◆ **Istruzioni**
1. Secondo l'articolo sull'incidente in Kenya, dove sono stati trasportati il marito e il figlio dopo lo schianto?
2. Riproduca il passo dell'articolo sull'incidente in Kenya compreso tra «Fatale è stato» e «nulla potrà riempire.», estremi inclusi.

◆ **Estratto fornito**

Fatale lo schianto contro un camion avvenuto sulla strada per Malindi. Feriti il marito e il figlio di 13 anni.
Firenze – Erano partiti per inseguire il sogno di sempre, quel Kenya che amavano al punto da comprarci una casa per le vacanze. Ma la strada per il mare si è trasformata in un incubo. Sidney Serpetri, fiorentina di 52 anni, è morta sul colpo in un tremendo scontro frontale con un camion, mentre il taxi su cui viaggiava con la famiglia correva da Mombasa verso Malindi. Un impatto devastante, consumato in un attimo, che le ha strappato la vita davanti agli occhi terrorizzati del marito e del figlio di appena 13 anni.
Fatale è stato l’urto con il mezzo pesante che arrivava dalla corsia opposta. Un frontale che non ha lasciato scampo alla donna né all’autista keniano del taxi, morto anche lui nello schianto. Il marito, Massimiliano Pierani, 56 anni, e il piccolo Tommaso, 13 anni, sono stati soccorsi e trasportati d’urgenza in un ospedale di Mombasa: le loro condizioni, per fortuna, non destano preoccupazione. Ma dovranno convivere con il ricordo di quegli istanti e con un vuoto che nulla potrà riempire.

◆ **Dati forniti**
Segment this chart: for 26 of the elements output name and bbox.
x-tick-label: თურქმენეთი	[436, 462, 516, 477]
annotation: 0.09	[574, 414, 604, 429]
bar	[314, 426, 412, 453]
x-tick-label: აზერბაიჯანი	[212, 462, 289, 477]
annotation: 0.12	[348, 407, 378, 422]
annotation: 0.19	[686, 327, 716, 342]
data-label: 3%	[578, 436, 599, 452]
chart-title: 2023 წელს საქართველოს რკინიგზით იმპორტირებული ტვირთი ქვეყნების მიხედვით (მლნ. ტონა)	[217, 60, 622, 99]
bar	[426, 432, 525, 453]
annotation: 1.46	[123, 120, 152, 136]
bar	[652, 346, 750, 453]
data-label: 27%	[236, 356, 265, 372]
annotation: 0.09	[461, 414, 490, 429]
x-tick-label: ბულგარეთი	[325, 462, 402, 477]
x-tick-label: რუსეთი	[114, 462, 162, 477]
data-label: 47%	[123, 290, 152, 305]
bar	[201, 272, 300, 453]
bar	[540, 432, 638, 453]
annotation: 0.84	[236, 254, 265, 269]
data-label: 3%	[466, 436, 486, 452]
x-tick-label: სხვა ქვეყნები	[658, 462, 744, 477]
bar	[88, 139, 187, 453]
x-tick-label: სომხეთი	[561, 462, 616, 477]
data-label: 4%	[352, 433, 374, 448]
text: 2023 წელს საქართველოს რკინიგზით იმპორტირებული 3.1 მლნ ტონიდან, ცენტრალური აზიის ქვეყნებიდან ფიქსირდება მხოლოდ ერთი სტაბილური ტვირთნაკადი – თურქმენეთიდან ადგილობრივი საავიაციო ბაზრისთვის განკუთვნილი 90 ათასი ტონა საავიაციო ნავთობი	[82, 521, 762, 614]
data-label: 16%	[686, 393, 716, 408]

◆ **Risposte**
1. In un ospedale di Mombasa.

2.
Fatale è stato l’urto con il mezzo pesante che arrivava dalla corsia opposta. Un frontale che non ha lasciato scampo alla donna né all’autista keniano del taxi, morto anche lui nello schianto. Il marito, Massimiliano Pierani, 56 anni, e il piccolo Tommaso, 13 anni, sono stati soccorsi e trasportati d’urgenza in un ospedale di Mombasa: le loro condizioni, per fortuna, non destano preoccupazione. Ma dovranno convivere con il ricordo di quegli istanti e con un vuoto che nulla potrà riempire.